%%

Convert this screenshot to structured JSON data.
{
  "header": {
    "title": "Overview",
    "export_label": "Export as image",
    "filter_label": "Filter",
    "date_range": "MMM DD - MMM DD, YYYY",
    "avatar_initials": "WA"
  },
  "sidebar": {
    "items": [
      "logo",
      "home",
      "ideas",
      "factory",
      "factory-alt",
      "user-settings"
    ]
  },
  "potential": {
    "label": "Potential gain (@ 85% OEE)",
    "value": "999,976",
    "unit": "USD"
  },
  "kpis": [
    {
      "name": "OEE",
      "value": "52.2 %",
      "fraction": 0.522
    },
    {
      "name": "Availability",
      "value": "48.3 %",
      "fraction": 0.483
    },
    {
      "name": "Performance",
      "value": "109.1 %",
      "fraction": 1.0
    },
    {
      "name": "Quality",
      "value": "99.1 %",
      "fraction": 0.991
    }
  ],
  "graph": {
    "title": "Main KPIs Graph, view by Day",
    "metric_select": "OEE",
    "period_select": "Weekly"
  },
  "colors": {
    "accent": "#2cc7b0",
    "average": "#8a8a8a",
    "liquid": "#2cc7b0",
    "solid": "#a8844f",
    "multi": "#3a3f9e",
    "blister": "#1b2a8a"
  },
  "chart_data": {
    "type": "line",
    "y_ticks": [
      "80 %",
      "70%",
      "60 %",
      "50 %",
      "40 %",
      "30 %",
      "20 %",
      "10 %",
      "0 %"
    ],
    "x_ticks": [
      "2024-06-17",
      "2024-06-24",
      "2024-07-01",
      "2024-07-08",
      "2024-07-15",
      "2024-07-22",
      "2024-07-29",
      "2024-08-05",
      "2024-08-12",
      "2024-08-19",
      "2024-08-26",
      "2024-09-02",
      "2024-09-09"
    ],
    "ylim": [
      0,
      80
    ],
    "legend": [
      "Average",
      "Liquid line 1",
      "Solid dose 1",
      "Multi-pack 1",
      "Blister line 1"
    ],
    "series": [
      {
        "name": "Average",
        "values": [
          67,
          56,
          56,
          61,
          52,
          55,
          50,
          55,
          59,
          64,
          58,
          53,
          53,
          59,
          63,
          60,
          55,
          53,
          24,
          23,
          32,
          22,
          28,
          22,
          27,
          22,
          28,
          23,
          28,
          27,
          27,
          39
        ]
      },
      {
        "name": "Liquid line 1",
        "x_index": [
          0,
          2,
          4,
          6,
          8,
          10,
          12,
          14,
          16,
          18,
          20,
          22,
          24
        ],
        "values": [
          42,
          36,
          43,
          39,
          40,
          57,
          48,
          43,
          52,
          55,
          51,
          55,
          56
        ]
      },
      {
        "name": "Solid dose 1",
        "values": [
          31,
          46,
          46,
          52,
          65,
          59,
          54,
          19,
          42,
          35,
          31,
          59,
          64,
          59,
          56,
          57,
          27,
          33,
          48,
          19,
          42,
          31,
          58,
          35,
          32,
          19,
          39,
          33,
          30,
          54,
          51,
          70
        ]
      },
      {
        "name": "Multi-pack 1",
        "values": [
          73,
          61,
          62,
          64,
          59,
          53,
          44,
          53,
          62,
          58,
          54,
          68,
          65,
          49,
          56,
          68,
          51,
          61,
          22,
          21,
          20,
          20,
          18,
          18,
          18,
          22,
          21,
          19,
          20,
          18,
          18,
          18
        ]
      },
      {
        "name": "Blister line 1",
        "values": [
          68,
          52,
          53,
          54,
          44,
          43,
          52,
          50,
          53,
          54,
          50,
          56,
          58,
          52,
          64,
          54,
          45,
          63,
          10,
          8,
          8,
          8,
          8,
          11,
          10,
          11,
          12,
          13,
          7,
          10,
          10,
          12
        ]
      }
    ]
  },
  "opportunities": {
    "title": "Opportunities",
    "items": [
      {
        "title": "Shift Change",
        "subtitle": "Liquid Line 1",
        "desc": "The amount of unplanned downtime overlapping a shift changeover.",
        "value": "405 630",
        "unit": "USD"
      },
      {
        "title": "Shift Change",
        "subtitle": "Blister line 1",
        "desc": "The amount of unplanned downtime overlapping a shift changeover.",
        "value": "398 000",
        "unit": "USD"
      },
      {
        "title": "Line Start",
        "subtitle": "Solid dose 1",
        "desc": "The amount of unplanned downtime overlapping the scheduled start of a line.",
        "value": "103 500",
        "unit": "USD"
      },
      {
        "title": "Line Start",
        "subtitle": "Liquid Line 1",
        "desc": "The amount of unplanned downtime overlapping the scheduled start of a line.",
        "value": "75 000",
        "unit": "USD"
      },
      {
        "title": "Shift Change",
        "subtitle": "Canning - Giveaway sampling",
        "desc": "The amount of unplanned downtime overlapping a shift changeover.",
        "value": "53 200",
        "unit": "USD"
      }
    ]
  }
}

%%

• WHAT TO DO
Quote the material exactly, leaving nothing out.

• WRITTEN REPLY
Convert this screenshot to structured JSON data.
{
  "header": {
    "title": "Overview",
    "export_label": "Export as image",
    "filter_label": "Filter",
    "date_range": "MMM DD - MMM DD, YYYY",
    "avatar_initials": "WA"
  },
  "sidebar": {
    "items": [
      "logo",
      "home",
      "ideas",
      "factory",
      "factory-alt",
      "user-settings"
    ]
  },
  "potential": {
    "label": "Potential gain (@ 85% OEE)",
    "value": "999,976",
    "unit": "USD"
  },
  "kpis": [
    {
      "name": "OEE",
      "value": "52.2 %",
      "fraction": 0.522
    },
    {
      "name": "Availability",
      "value": "48.3 %",
      "fraction": 0.483
    },
    {
      "name": "Performance",
      "value": "109.1 %",
      "fraction": 1.0
    },
    {
      "name": "Quality",
      "value": "99.1 %",
      "fraction": 0.991
    }
  ],
  "graph": {
    "title": "Main KPIs Graph, view by Day",
    "metric_select": "OEE",
    "period_select": "Weekly"
  },
  "colors": {
    "accent": "#2cc7b0",
    "average": "#8a8a8a",
    "liquid": "#2cc7b0",
    "solid": "#a8844f",
    "multi": "#3a3f9e",
    "blister": "#1b2a8a"
  },
  "chart_data": {
    "type": "line",
    "y_ticks": [
      "80 %",
      "70%",
      "60 %",
      "50 %",
      "40 %",
      "30 %",
      "20 %",
      "10 %",
      "0 %"
    ],
    "x_ticks": [
      "2024-06-17",
      "2024-06-24",
      "2024-07-01",
      "2024-07-08",
      "2024-07-15",
      "2024-07-22",
      "2024-07-29",
      "2024-08-05",
      "2024-08-12",
      "2024-08-19",
      "2024-08-26",
      "2024-09-02",
      "2024-09-09"
    ],
    "ylim": [
      0,
      80
    ],
    "legend": [
      "Average",
      "Liquid line 1",
      "Solid dose 1",
      "Multi-pack 1",
      "Blister line 1"
    ],
    "series": [
      {
        "name": "Average",
        "values": [
          67,
          56,
          56,
          61,
          52,
          55,
          50,
          55,
          59,
          64,
          58,
          53,
          53,
          59,
          63,
          60,
          55,
          53,
          24,
          23,
          32,
          22,
          28,
          22,
          27,
          22,
          28,
          23,
          28,
          27,
          27,
          39
        ]
      },
      {
        "name": "Liquid line 1",
        "x_index": [
          0,
          2,
          4,
          6,
          8,
          10,
          12,
          14,
          16,
          18,
          20,
          22,
          24
        ],
        "values": [
          42,
          36,
          43,
          39,
          40,
          57,
          48,
          43,
          52,
          55,
          51,
          55,
          56
        ]
      },
      {
        "name": "Solid dose 1",
        "values": [
          31,
          46,
          46,
          52,
          65,
          59,
          54,
          19,
          42,
          35,
          31,
          59,
          64,
          59,
          56,
          57,
          27,
          33,
          48,
          19,
          42,
          31,
          58,
          35,
          32,
          19,
          39,
          33,
          30,
          54,
          51,
          70
        ]
      },
      {
        "name": "Multi-pack 1",
        "values": [
          73,
          61,
          62,
          64,
          59,
          53,
          44,
          53,
          62,
          58,
          54,
          68,
          65,
          49,
          56,
          68,
          51,
          61,
          22,
          21,
          20,
          20,
          18,
          18,
          18,
          22,
          21,
          19,
          20,
          18,
          18,
          18
        ]
      },
      {
        "name": "Blister line 1",
        "values": [
          68,
          52,
          53,
          54,
          44,
          43,
          52,
          50,
          53,
          54,
          50,
          56,
          58,
          52,
          64,
          54,
          45,
          63,
          10,
          8,
          8,
          8,
          8,
          11,
          10,
          11,
          12,
          13,
          7,
          10,
          10,
          12
        ]
      }
    ]
  },
  "opportunities": {
    "title": "Opportunities",
    "items": [
      {
        "title": "Shift Change",
        "subtitle": "Liquid Line 1",
        "desc": "The amount of unplanned downtime overlapping a shift changeover.",
        "value": "405 630",
        "unit": "USD"
      },
      {
        "title": "Shift Change",
        "subtitle": "Blister line 1",
        "desc": "The amount of unplanned downtime overlapping a shift changeover.",
        "value": "398 000",
        "unit": "USD"
      },
      {
        "title": "Line Start",
        "subtitle": "Solid dose 1",
        "desc": "The amount of unplanned downtime overlapping the scheduled start of a line.",
        "value": "103 500",
        "unit": "USD"
      },
      {
        "title": "Line Start",
        "subtitle": "Liquid Line 1",
        "desc": "The amount of unplanned downtime overlapping the scheduled start of a line.",
        "value": "75 000",
        "unit": "USD"
      },
      {
        "title": "Shift Change",
        "subtitle": "Canning - Giveaway sampling",
        "desc": "The amount of unplanned downtime overlapping a shift changeover.",
        "value": "53 200",
        "unit": "USD"
      }
    ]
  }
}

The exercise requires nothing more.